**Your instructions**
Isolate every line in the records below with "clusters" in it.

Chart and figure data
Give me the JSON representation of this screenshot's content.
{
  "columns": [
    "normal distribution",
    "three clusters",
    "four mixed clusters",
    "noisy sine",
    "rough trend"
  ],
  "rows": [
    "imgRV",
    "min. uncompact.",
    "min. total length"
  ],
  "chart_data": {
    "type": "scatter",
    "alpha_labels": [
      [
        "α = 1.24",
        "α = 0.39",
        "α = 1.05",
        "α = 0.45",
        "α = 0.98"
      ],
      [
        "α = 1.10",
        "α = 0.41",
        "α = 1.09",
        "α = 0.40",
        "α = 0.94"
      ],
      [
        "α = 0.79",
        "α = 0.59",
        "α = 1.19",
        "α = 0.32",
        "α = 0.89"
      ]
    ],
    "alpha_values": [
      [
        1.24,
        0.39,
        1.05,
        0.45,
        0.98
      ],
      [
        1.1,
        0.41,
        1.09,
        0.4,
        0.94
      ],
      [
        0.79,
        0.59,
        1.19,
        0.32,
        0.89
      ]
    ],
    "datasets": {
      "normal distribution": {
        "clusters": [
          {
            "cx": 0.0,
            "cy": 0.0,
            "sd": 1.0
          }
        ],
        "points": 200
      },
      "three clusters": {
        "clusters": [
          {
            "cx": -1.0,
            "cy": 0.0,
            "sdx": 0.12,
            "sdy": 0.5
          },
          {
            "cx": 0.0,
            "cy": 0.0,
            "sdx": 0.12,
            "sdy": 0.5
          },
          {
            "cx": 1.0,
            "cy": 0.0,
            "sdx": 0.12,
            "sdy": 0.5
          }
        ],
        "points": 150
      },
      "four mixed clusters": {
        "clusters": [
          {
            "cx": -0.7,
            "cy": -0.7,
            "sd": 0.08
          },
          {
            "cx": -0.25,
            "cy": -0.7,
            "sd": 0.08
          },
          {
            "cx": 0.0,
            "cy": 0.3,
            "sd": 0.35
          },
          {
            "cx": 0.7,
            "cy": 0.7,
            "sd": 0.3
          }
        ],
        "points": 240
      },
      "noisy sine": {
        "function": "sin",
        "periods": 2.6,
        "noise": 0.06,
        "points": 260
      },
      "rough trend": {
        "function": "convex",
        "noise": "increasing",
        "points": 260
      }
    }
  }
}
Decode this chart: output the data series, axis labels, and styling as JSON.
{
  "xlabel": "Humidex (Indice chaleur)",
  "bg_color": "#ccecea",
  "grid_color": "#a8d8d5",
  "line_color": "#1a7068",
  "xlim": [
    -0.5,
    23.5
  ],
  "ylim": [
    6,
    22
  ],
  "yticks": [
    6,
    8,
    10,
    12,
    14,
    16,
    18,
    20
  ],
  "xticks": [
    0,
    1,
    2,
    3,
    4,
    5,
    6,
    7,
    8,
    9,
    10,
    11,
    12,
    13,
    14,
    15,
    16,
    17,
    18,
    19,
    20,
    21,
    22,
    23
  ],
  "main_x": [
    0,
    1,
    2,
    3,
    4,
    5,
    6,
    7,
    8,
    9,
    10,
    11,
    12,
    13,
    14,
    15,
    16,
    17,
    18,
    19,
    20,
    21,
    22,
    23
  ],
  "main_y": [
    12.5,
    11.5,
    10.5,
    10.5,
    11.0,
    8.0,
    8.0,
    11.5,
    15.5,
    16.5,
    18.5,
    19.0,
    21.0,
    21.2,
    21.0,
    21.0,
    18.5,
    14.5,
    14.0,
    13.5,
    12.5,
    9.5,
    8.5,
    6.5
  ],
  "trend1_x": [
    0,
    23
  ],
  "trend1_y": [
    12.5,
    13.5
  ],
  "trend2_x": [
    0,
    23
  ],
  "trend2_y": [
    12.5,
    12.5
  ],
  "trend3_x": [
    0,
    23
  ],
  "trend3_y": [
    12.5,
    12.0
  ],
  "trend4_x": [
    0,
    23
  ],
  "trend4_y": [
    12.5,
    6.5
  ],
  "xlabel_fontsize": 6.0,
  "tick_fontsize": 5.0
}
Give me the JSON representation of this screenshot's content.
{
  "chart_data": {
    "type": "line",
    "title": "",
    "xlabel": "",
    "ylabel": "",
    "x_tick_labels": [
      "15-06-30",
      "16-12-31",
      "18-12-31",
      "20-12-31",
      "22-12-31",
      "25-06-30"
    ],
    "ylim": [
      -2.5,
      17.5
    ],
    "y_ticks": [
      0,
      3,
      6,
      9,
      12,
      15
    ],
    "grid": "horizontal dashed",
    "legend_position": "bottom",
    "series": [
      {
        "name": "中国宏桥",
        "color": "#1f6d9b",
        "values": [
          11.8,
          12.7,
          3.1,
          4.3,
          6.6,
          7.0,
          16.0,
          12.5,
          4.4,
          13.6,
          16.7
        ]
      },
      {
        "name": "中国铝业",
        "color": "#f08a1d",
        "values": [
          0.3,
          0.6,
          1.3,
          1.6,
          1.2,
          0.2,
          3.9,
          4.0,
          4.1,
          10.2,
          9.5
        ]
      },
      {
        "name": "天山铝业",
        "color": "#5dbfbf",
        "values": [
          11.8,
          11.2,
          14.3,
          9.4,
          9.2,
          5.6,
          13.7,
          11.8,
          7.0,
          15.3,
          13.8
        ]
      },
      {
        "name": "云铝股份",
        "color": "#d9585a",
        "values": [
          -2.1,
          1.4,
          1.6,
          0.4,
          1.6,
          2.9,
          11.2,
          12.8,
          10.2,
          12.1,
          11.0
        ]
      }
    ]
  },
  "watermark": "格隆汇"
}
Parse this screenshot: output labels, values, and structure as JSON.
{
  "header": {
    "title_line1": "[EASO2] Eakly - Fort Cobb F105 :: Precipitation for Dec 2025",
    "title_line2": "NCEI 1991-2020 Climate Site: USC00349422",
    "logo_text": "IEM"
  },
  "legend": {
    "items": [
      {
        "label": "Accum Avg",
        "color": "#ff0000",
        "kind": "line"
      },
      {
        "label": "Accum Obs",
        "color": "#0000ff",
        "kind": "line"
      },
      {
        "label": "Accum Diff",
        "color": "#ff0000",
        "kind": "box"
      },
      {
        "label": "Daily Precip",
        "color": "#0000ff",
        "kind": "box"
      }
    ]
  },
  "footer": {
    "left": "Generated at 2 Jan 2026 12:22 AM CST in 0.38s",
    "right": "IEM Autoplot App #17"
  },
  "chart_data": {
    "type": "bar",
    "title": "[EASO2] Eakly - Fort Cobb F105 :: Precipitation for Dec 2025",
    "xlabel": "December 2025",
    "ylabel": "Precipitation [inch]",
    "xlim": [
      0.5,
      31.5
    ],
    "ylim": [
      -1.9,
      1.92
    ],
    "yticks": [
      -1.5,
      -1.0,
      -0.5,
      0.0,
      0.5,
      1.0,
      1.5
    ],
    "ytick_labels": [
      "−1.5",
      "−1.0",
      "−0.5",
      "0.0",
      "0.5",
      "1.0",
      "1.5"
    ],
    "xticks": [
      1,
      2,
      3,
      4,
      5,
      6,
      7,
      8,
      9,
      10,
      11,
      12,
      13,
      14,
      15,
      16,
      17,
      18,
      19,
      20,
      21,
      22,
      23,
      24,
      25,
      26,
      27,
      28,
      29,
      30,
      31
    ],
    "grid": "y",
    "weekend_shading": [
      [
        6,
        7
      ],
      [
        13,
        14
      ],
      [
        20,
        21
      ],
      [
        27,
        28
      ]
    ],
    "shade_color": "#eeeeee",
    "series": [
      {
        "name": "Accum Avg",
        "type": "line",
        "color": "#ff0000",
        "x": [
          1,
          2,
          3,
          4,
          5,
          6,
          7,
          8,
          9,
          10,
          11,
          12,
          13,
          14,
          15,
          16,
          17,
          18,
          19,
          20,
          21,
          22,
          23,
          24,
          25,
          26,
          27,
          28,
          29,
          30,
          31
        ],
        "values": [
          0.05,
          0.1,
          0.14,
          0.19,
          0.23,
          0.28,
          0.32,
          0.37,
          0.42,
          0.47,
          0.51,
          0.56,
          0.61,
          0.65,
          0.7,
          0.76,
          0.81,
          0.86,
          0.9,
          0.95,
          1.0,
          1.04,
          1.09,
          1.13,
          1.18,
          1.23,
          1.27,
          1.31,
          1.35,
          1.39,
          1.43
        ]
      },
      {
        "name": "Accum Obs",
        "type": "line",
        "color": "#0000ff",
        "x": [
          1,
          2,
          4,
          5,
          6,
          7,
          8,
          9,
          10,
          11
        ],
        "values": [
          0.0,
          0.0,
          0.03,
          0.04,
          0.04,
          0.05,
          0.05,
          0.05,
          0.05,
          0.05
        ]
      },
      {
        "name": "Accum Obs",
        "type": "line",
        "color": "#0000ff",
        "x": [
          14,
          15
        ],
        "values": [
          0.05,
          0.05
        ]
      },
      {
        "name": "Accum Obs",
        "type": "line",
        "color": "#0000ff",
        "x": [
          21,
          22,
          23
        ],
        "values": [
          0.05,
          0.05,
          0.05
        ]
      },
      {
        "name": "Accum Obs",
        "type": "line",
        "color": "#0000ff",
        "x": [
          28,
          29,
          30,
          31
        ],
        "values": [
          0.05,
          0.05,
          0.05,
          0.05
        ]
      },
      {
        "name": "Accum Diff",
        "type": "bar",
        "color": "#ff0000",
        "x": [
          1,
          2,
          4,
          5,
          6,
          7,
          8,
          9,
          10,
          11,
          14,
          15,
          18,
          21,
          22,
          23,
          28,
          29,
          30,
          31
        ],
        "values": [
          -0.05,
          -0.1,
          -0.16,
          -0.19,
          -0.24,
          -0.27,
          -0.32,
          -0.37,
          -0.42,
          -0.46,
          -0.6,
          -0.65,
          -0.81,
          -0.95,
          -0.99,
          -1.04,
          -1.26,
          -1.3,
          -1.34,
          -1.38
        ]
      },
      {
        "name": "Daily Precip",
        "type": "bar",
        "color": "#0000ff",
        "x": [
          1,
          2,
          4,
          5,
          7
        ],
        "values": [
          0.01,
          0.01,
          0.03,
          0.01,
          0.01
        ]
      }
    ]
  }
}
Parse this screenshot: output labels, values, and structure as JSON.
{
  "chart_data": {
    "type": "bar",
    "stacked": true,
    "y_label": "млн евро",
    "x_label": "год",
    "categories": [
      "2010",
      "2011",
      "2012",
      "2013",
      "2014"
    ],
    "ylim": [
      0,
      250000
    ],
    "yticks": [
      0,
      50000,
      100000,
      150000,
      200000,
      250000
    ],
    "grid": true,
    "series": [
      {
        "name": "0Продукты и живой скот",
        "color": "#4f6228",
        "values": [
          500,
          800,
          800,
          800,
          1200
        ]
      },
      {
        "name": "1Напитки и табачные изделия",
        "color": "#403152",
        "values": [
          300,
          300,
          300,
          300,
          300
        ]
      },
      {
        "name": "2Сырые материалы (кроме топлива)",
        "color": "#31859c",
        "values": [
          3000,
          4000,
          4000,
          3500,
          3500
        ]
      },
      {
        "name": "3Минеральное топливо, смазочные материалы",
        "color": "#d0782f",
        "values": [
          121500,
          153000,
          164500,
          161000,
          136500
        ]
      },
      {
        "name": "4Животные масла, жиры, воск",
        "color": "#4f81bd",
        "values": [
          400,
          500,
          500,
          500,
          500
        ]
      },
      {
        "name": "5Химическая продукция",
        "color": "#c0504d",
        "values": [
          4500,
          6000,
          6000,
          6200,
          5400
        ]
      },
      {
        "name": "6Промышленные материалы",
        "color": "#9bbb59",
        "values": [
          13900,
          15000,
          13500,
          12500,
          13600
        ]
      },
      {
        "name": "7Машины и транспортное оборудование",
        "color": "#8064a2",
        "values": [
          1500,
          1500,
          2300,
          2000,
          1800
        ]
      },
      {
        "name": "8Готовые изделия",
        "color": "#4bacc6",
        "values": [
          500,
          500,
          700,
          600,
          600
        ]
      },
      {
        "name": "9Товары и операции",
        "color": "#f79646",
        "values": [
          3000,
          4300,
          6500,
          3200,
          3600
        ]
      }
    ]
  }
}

**Response for this exercise**
    "three clusters",
    "four mixed clusters",
        "clusters": [
      "three clusters": {
        "clusters": [
      "four mixed clusters": {
        "clusters": [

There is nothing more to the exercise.